— START —
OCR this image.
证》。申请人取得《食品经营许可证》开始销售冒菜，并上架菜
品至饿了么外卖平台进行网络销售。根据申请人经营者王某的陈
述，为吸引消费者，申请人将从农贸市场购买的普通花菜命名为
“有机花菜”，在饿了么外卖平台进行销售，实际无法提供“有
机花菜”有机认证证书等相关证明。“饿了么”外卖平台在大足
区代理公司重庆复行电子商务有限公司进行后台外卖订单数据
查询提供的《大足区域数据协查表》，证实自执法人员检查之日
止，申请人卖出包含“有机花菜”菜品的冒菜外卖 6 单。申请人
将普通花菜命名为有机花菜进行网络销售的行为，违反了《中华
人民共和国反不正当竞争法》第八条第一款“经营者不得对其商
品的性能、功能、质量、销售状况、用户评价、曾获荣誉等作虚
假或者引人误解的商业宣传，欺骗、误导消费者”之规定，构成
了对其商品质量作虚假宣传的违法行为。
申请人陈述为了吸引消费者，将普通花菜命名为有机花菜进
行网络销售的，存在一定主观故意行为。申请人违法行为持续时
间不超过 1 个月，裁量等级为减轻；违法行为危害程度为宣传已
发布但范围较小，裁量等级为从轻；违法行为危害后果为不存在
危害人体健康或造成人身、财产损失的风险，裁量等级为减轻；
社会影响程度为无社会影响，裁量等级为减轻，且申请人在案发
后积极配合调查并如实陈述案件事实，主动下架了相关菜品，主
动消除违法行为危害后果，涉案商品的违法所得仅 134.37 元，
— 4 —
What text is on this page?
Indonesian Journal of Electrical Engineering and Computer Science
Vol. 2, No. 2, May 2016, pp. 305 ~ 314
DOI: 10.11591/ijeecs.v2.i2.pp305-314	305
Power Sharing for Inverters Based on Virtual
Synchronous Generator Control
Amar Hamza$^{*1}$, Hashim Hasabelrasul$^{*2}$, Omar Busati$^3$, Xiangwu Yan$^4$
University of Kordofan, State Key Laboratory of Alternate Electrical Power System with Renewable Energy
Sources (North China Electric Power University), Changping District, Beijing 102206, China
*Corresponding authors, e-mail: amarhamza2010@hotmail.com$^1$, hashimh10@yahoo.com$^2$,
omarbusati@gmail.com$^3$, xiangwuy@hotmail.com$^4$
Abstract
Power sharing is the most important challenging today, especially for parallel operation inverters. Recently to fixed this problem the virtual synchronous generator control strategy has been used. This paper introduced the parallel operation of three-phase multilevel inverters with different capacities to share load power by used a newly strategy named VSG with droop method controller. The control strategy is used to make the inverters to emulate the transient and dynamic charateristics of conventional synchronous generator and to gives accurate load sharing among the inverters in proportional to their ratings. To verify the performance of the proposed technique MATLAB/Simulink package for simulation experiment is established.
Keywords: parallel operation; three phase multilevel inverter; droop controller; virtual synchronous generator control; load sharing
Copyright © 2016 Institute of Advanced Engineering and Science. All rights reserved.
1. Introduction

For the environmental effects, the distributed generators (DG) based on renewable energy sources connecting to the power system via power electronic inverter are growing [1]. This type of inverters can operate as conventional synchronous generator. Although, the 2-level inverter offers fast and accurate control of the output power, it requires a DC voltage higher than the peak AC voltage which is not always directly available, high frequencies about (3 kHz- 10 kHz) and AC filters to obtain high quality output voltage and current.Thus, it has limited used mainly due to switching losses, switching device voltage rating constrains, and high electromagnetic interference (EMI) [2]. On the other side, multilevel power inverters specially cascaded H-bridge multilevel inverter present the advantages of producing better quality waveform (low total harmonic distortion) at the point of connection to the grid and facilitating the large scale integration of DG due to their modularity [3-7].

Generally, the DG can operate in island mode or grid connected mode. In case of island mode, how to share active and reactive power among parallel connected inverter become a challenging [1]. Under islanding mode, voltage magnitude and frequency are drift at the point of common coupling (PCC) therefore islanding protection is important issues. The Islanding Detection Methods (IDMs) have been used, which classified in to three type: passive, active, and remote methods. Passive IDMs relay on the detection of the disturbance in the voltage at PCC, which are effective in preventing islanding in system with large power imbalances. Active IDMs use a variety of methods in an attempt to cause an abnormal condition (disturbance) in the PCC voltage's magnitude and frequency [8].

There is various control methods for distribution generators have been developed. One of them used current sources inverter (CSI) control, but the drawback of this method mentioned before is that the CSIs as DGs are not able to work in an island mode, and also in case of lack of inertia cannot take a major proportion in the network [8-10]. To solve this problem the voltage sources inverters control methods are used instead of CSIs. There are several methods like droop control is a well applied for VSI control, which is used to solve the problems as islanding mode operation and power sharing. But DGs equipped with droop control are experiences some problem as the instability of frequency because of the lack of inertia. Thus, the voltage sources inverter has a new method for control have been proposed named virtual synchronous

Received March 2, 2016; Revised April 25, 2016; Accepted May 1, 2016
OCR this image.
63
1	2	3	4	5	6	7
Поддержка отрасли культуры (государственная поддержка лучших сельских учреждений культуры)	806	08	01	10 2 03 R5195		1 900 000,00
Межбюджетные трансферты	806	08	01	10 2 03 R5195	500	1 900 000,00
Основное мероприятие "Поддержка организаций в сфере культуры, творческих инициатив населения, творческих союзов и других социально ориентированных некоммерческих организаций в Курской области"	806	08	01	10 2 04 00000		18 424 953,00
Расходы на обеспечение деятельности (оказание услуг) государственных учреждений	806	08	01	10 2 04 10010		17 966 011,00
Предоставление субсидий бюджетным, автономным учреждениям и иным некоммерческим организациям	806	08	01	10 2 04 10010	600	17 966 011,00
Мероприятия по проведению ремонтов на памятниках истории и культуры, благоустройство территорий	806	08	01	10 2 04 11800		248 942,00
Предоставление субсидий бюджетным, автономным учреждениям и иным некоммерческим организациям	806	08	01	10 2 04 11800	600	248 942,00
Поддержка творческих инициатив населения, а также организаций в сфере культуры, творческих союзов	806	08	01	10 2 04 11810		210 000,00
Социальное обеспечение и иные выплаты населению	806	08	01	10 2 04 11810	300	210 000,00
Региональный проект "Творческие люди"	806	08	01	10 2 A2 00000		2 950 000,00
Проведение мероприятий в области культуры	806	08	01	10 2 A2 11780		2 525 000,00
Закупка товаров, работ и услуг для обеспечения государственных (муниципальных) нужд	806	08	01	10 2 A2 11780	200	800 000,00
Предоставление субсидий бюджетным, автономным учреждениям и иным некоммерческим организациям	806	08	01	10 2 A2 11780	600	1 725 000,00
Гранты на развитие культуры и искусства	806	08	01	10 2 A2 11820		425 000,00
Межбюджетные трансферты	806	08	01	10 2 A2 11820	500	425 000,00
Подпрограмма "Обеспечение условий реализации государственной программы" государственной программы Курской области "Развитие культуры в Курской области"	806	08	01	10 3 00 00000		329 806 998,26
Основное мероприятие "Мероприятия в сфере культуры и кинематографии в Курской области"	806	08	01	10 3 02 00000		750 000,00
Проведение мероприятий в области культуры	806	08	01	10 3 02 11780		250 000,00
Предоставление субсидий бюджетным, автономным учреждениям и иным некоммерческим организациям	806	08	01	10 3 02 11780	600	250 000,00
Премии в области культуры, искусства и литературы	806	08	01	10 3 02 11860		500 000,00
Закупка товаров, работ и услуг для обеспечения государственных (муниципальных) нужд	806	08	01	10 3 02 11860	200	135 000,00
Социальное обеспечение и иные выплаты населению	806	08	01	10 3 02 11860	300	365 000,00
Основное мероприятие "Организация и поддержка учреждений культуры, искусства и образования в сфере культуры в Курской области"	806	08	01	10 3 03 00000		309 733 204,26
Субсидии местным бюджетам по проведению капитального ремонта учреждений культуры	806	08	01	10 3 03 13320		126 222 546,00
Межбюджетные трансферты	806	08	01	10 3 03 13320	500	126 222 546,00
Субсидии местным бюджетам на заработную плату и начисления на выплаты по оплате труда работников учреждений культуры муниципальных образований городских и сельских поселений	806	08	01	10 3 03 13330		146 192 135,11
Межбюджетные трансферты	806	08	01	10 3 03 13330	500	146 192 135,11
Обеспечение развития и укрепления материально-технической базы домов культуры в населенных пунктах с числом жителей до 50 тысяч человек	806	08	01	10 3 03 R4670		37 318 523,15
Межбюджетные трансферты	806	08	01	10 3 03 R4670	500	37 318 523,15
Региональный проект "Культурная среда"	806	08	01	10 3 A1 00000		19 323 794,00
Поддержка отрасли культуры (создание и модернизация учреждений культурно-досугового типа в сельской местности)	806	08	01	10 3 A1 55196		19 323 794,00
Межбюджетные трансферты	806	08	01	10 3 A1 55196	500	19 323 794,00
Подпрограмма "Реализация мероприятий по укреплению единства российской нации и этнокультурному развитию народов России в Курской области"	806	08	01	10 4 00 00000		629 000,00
— END —
**Task goal:**
Look through the data and show every line containing "сельских".

**Worked answer:**
Поддержка отрасли культуры (государственная поддержка лучших сельских учреждений культуры)	806	08	01	10 2 03 R5195		1 900 000,00
Субсидии местным бюджетам на заработную плату и начисления на выплаты по оплате труда работников учреждений культуры муниципальных образований городских и сельских поселений	806	08	01	10 3 03 13330		146 192 135,11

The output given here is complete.